▶ Exercise goal
Below are the records. List every line holding the word "icon".

(Dataset records)
* Begin *
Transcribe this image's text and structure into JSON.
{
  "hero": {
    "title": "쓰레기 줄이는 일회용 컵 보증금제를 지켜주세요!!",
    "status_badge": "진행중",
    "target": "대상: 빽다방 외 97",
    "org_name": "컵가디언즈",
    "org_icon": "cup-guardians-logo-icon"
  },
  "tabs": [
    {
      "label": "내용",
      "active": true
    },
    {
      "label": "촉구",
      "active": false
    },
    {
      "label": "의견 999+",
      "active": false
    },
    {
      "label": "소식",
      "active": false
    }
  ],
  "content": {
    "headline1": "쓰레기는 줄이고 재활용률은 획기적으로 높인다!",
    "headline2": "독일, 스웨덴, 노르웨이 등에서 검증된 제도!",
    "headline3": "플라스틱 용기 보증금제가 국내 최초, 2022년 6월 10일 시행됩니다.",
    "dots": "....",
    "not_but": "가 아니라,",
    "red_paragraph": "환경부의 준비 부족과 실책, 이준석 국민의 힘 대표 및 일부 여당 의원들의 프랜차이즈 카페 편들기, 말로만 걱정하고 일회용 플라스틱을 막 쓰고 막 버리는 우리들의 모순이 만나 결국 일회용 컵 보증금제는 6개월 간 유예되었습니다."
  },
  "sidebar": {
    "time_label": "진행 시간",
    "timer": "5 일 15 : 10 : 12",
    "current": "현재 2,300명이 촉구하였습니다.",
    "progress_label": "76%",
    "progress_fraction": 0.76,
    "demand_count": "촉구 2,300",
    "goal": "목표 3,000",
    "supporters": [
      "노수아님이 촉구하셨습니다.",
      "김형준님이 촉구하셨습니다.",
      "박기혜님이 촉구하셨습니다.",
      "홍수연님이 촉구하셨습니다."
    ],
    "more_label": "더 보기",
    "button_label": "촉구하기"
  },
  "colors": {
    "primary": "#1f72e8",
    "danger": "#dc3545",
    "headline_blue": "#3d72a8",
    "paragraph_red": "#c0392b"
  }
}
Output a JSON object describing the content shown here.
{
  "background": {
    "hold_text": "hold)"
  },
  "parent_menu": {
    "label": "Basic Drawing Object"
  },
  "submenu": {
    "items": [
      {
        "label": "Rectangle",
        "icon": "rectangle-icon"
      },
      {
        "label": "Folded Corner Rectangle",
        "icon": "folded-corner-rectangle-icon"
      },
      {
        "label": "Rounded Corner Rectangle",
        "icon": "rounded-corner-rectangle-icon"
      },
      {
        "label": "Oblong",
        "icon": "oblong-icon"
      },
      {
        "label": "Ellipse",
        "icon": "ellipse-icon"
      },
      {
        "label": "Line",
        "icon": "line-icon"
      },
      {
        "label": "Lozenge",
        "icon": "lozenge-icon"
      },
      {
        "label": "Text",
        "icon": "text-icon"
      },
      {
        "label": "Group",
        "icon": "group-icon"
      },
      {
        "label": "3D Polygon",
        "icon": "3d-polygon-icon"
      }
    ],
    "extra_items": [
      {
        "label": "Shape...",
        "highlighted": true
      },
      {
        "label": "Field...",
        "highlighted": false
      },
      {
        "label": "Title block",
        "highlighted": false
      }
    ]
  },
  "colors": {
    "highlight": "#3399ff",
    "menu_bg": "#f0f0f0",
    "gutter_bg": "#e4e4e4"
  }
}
* End *
▶ Task solution
    "org_icon": "cup-guardians-logo-icon"
        "icon": "rectangle-icon"
        "icon": "folded-corner-rectangle-icon"
        "icon": "rounded-corner-rectangle-icon"
        "icon": "oblong-icon"
        "icon": "ellipse-icon"
        "icon": "line-icon"
        "icon": "lozenge-icon"
        "icon": "text-icon"
        "icon": "group-icon"
        "icon": "3d-polygon-icon"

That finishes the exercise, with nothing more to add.